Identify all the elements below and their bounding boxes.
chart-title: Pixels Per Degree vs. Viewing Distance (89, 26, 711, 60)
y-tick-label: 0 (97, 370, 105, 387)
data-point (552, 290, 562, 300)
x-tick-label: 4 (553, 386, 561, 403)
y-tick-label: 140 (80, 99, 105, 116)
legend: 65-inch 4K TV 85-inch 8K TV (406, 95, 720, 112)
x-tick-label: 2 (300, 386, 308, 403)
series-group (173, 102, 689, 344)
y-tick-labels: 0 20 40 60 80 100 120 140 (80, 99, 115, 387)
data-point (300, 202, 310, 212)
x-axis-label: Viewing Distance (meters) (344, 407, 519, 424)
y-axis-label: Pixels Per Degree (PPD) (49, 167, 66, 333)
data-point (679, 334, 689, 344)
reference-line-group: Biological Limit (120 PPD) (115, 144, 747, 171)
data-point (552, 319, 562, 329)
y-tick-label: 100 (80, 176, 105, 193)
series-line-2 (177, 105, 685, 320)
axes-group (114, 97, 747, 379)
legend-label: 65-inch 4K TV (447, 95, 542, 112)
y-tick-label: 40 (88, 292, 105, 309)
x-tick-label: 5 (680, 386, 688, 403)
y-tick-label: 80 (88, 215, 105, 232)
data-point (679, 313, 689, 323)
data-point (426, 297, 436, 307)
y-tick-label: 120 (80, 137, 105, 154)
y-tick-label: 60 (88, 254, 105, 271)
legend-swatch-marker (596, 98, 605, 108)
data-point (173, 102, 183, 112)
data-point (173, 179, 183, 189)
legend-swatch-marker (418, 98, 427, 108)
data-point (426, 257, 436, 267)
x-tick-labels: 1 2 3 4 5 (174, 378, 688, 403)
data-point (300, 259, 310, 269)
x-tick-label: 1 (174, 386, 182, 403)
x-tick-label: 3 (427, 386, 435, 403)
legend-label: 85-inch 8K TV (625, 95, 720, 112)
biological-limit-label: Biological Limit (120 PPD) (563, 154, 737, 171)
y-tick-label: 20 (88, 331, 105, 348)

----------

◆ Task description
Write out every line of the material above as a numbered list, omitting blank lines.

◆ Task response
1. Identify all the elements below and their bounding boxes.
2. chart-title: Pixels Per Degree vs. Viewing Distance (89, 26, 711, 60)
3. y-tick-label: 0 (97, 370, 105, 387)
4. data-point (552, 290, 562, 300)
5. x-tick-label: 4 (553, 386, 561, 403)
6. y-tick-label: 140 (80, 99, 105, 116)
7. legend: 65-inch 4K TV 85-inch 8K TV (406, 95, 720, 112)
8. x-tick-label: 2 (300, 386, 308, 403)
9. series-group (173, 102, 689, 344)
10. y-tick-labels: 0 20 40 60 80 100 120 140 (80, 99, 115, 387)
11. data-point (300, 202, 310, 212)
12. x-axis-label: Viewing Distance (meters) (344, 407, 519, 424)
13. y-axis-label: Pixels Per Degree (PPD) (49, 167, 66, 333)
14. data-point (679, 334, 689, 344)
15. reference-line-group: Biological Limit (120 PPD) (115, 144, 747, 171)
16. data-point (552, 319, 562, 329)
17. y-tick-label: 100 (80, 176, 105, 193)
18. series-line-2 (177, 105, 685, 320)
19. axes-group (114, 97, 747, 379)
20. legend-label: 65-inch 4K TV (447, 95, 542, 112)
21. y-tick-label: 40 (88, 292, 105, 309)
22. x-tick-label: 5 (680, 386, 688, 403)
23. y-tick-label: 80 (88, 215, 105, 232)
24. data-point (679, 313, 689, 323)
25. data-point (426, 297, 436, 307)
26. y-tick-label: 120 (80, 137, 105, 154)
27. y-tick-label: 60 (88, 254, 105, 271)
28. legend-swatch-marker (596, 98, 605, 108)
29. data-point (173, 102, 183, 112)
30. data-point (173, 179, 183, 189)
31. legend-swatch-marker (418, 98, 427, 108)
32. data-point (426, 257, 436, 267)
33. x-tick-labels: 1 2 3 4 5 (174, 378, 688, 403)
34. data-point (300, 259, 310, 269)
35. x-tick-label: 1 (174, 386, 182, 403)
36. x-tick-label: 3 (427, 386, 435, 403)
37. legend-label: 85-inch 8K TV (625, 95, 720, 112)
38. biological-limit-label: Biological Limit (120 PPD) (563, 154, 737, 171)
39. y-tick-label: 20 (88, 331, 105, 348)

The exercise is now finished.